EXERCISES:
1. According to the thread about the Flask statistics query, which kind of database does Heroku use?
2. Duplicate the part of the Flask query thread from "When running locally" up to and including "title = db.Column(db.String(140))".
begin SOURCE TEXT
0

I have a Flask app which displays some simple statistics about the number of books a user entered and how many they've marked as read each month. When testing the query locally on a SQLite3 database everything works fine. However, when I deploy to Heroku, which uses a PostgreSQL database, the statistics come out wrong. The query looks like:

books_group = db.session.query(extract("month", Book.timestamp), func.count(Book.id), func.count(Book.read)).filter(Book.user_id == current_user.id).group_by(extract("month", Book.timestamp)).all()

When running locally the output looks like: [(4, 27, 21)] where the first number is the month, the second the amount of books entered and the third the amount of books read. When running on Heroku the output is: [(4.0, 10, 10)] No matter what I do that amount of books entered and the amount of books marked as read is always equal, eventhough the output should be [(4.0, 10, 5)]

My model looks like:

class Book(db.Model):
    id = db.Column(db.Integer, primary_key=True)
    title = db.Column(db.String(140))
    timestamp = db.Column(db.DateTime, index=True, default=datetime.utcnow)
    read = db.Column(db.Boolean, default=False)
    user_id = db.Column(db.Integer, db.ForeignKey('user.id'))

And the data looks like:

+----+--------+-----------------------+------+---------+
| id | title  |       timestamp       | read | user_id |
+----+--------+-----------------------+------+---------+
|  1 | Foo    | 17 apr. 2020 13:14:47 |    1 |       1 |
|  2 | Bar    | 17 apr. 2020 13:14:47 |    1 |       1 |
|  3 | Baz    | 18 apr. 2020 13:14:47 |    0 |       1 |
|  4 | Foobar | 18 apr. 2020 13:14:47 |    1 |       2 |
|  5 | BarBaz | 18 apr. 2020 13:14:47 |    0 |       2 |
|    | FooBaz | 19 apr. 2020 13:14:47 |    0 |       1 |
+----+--------+-----------------------+------+---------+

What is going wrong here?

EDIT:

The solution that worked both for SQLite3 and PostgreSQL was:

books_group = db.session.query(extract("month", Book.timestamp), func.count(Book.id), func.sum(cast(Book.read, Integer))).filter(Book.user_id == current_user.id).group_by(extract("month", Book.timestamp)).all()
end SOURCE TEXT
begin RECORDS SHOWN
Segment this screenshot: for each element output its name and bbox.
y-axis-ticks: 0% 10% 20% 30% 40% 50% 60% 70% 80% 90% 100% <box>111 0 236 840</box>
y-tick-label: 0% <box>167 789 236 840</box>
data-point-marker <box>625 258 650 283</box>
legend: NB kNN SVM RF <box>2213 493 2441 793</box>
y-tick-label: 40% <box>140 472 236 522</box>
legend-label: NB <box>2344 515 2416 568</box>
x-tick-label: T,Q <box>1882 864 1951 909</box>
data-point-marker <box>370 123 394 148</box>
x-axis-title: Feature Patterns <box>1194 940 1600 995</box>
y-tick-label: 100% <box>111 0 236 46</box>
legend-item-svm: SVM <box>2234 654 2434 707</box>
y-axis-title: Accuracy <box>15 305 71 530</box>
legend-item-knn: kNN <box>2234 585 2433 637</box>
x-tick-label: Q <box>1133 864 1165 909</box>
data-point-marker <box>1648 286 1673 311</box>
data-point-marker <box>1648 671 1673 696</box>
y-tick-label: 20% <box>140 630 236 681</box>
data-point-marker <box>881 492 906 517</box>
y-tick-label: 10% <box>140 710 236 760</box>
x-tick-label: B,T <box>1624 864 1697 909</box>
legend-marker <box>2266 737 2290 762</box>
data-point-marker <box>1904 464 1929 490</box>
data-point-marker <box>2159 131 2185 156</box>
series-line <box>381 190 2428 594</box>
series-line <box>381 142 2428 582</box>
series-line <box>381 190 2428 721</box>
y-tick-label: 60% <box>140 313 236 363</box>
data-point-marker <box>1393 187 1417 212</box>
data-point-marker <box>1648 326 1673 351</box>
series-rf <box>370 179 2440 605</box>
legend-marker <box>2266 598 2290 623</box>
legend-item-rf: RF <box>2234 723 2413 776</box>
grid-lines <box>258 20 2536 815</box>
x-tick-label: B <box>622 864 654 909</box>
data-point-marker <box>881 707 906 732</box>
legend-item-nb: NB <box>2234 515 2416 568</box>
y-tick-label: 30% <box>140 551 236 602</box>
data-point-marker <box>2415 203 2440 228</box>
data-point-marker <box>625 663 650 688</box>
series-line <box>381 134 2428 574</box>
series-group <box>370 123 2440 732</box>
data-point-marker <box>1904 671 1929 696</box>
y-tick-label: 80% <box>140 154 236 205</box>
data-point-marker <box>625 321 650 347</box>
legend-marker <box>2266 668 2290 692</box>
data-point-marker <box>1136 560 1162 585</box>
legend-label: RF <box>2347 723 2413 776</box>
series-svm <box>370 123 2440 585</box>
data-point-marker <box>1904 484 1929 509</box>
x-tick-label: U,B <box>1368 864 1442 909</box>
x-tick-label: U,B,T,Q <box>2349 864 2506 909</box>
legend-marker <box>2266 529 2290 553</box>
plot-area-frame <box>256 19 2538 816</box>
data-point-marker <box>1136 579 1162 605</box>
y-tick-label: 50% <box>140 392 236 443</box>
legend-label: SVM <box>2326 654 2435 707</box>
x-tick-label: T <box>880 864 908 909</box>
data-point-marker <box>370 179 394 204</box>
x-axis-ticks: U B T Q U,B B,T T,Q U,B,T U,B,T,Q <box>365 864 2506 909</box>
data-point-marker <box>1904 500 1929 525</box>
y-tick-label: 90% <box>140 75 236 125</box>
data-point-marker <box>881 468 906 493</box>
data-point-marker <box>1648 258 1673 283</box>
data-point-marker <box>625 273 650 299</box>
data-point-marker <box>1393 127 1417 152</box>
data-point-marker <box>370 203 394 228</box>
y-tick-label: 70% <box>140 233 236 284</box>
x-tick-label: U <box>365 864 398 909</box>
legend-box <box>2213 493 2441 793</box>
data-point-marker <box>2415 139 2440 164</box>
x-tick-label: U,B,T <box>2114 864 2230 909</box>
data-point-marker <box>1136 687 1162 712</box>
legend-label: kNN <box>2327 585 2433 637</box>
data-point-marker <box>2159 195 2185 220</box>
end RECORDS SHOWN
EXPECTED RESPONSES:
1. PostgreSQL.

2.
When running locally the output looks like: [(4, 27, 21)] where the first number is the month, the second the amount of books entered and the third the amount of books read. When running on Heroku the output is: [(4.0, 10, 10)] No matter what I do that amount of books entered and the amount of books marked as read is always equal, eventhough the output should be [(4.0, 10, 5)]

My model looks like:

class Book(db.Model):
    id = db.Column(db.Integer, primary_key=True)
    title = db.Column(db.String(140))